▶ **Exercise goal**:
Gather from the listing below each line that includes the word "Grounds", and copy it.

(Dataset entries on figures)
+++
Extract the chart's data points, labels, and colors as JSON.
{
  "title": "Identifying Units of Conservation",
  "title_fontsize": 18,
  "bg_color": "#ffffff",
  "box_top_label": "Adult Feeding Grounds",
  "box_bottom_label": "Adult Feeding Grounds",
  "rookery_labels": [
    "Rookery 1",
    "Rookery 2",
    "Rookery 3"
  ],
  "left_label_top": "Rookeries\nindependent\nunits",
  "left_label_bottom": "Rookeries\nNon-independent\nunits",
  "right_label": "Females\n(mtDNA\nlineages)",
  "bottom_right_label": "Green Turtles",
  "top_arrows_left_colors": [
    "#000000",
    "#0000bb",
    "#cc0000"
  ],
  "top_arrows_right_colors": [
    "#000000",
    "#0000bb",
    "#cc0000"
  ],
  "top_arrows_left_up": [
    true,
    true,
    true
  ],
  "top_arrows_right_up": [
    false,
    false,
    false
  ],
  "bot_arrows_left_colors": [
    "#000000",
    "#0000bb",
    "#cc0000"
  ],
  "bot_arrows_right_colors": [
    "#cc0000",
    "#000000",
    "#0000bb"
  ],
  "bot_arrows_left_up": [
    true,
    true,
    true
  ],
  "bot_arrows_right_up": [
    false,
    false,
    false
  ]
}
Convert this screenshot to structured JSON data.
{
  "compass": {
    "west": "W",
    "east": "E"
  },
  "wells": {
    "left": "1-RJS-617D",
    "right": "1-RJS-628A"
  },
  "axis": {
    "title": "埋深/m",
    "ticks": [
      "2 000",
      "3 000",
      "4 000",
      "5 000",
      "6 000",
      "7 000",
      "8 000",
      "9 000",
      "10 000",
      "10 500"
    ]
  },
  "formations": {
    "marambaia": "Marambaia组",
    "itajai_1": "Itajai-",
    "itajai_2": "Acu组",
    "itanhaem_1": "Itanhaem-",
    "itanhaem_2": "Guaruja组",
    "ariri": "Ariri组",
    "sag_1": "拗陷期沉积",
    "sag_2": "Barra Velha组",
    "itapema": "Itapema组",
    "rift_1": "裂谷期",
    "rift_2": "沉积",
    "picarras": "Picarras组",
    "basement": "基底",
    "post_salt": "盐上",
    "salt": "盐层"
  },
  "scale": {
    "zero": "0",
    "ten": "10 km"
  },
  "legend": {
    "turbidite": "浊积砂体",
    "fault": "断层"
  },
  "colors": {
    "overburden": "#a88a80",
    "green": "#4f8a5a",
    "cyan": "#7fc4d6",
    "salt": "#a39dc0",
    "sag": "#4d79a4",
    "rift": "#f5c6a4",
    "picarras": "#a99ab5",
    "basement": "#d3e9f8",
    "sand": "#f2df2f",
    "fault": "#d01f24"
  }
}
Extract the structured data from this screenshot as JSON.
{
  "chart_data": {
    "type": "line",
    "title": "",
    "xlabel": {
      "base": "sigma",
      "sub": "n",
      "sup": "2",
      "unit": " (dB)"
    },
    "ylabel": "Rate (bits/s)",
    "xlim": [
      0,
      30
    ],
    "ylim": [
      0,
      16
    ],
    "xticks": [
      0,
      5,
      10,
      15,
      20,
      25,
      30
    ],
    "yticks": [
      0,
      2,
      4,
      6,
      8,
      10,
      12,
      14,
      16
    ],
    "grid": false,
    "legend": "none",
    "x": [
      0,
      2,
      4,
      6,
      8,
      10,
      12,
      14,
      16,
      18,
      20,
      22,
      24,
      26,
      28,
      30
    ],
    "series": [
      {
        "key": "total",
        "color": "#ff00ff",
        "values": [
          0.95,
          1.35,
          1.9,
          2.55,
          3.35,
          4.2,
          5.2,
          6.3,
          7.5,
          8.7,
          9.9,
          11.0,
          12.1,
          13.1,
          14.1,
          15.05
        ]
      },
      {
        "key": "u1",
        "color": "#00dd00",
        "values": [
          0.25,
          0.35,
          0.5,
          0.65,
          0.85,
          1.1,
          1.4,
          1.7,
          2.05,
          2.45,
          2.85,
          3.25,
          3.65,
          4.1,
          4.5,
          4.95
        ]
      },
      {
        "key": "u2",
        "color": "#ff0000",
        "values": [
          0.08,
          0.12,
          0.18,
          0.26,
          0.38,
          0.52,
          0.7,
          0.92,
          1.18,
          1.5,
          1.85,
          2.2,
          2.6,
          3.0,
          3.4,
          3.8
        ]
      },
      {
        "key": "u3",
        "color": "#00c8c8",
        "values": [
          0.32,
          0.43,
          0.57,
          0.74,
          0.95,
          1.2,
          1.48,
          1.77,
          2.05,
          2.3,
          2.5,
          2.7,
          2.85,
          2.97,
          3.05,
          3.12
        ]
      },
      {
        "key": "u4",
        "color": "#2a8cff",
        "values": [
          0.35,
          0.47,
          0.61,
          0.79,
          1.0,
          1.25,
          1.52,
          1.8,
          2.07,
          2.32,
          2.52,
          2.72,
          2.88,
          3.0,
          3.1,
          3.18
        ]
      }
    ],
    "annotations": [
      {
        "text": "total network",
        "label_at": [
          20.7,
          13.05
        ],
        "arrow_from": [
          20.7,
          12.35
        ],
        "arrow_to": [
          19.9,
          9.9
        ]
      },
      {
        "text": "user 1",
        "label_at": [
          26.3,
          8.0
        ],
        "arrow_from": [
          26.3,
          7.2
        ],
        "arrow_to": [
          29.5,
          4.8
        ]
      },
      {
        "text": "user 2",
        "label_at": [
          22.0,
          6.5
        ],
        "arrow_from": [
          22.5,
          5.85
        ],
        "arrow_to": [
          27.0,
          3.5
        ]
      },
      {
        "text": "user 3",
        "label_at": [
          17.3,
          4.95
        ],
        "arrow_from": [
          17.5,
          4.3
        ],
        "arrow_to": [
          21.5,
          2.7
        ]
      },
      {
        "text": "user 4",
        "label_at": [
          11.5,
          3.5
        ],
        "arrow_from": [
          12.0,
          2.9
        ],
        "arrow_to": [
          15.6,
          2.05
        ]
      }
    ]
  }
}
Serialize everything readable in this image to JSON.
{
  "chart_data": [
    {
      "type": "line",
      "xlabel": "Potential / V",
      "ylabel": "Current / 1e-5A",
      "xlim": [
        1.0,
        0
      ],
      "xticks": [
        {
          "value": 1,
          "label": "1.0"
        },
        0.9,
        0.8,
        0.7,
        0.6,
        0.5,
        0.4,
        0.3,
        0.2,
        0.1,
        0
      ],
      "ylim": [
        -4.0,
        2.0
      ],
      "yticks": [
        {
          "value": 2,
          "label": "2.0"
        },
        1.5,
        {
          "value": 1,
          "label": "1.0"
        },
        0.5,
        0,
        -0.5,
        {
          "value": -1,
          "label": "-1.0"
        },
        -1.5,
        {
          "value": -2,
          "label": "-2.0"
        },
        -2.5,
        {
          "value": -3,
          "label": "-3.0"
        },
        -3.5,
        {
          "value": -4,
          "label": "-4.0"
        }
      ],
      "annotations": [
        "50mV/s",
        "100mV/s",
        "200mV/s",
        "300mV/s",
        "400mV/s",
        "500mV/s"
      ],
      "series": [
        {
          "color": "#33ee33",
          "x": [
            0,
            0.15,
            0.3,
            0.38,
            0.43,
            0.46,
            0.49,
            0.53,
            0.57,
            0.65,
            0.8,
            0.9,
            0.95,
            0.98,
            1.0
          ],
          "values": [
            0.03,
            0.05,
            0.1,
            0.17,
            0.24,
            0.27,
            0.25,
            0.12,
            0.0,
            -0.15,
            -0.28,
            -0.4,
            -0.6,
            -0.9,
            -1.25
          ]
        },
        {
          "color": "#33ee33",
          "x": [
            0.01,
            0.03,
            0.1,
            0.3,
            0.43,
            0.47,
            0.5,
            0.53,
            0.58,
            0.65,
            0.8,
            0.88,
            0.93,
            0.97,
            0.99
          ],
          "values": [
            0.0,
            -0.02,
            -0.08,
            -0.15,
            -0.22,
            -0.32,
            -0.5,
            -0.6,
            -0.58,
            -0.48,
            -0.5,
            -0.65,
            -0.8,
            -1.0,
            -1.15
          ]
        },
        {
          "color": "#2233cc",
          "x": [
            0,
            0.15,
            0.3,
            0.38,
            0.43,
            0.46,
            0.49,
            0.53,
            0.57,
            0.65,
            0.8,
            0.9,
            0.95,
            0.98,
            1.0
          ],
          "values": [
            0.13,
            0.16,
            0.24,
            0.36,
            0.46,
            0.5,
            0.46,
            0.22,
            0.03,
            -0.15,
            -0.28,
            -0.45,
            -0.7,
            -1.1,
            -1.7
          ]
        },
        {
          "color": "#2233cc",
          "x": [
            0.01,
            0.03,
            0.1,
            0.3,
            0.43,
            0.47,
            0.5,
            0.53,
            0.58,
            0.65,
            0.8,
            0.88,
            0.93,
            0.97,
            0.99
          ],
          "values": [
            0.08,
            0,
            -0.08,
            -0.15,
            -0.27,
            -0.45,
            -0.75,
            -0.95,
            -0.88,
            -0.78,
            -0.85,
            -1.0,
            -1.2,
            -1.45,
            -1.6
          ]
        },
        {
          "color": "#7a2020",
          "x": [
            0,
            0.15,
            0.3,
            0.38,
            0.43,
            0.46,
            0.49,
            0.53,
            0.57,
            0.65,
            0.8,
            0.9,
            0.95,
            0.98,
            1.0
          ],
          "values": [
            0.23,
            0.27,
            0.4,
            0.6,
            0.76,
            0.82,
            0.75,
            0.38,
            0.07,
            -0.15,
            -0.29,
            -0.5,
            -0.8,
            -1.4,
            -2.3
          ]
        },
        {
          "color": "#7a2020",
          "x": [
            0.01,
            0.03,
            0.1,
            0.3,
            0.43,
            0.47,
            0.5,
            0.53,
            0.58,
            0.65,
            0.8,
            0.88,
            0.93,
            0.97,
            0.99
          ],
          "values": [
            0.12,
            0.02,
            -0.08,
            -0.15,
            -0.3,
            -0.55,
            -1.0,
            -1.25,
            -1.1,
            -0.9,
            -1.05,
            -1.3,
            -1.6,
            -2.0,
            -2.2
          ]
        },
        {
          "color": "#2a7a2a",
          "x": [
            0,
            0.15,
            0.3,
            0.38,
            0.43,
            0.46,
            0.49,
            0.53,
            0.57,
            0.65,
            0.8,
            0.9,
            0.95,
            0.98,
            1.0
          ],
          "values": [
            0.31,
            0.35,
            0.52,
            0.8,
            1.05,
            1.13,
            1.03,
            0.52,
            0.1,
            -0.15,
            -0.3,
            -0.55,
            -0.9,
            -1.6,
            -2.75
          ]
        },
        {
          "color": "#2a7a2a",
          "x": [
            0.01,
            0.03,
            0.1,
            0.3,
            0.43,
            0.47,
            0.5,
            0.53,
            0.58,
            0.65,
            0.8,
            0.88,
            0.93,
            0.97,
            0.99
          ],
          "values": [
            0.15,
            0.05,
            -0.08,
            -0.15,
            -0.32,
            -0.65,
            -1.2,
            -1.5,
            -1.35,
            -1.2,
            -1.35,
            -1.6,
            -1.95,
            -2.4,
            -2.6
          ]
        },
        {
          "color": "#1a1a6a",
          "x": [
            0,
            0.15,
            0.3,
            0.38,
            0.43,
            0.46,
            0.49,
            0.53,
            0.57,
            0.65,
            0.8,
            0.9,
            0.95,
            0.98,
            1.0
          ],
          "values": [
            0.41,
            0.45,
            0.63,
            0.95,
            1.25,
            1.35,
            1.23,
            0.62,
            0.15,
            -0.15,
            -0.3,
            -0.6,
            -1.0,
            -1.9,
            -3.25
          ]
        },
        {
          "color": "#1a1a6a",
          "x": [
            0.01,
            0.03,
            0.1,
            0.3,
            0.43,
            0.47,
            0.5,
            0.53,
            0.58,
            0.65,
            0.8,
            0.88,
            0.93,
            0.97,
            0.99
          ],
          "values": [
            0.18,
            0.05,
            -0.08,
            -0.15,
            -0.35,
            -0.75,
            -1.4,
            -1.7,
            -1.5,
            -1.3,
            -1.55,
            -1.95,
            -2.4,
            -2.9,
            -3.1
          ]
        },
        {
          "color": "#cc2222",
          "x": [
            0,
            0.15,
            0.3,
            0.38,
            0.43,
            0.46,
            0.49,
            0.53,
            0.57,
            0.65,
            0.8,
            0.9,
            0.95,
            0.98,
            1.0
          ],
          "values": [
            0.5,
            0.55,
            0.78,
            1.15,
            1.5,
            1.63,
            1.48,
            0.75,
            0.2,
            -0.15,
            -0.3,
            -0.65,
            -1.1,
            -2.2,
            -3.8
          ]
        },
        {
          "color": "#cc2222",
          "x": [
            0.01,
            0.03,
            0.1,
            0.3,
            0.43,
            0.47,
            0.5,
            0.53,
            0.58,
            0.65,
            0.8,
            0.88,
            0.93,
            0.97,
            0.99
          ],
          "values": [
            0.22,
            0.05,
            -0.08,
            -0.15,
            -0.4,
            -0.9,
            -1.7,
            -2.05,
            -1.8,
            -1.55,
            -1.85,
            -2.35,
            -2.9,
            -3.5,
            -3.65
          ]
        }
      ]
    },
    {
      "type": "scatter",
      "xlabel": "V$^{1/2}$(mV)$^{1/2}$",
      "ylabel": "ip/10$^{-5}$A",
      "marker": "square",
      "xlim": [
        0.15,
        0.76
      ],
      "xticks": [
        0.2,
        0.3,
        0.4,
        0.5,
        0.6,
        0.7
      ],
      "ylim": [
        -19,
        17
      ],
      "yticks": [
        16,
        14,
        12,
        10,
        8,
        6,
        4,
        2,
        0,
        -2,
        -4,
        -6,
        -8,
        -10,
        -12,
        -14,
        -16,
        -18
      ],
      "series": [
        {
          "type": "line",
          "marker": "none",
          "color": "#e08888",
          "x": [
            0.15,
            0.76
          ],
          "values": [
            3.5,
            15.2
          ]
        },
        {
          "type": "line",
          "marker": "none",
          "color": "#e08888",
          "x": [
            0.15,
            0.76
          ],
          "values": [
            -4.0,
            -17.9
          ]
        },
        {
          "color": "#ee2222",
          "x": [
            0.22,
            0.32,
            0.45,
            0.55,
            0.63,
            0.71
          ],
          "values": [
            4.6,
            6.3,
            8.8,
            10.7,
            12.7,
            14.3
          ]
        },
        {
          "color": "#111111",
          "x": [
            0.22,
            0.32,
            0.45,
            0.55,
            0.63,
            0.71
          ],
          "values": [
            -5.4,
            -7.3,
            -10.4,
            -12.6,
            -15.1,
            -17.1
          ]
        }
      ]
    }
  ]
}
+++
▶ **Reply**:
  "box_top_label": "Adult Feeding Grounds",
  "box_bottom_label": "Adult Feeding Grounds",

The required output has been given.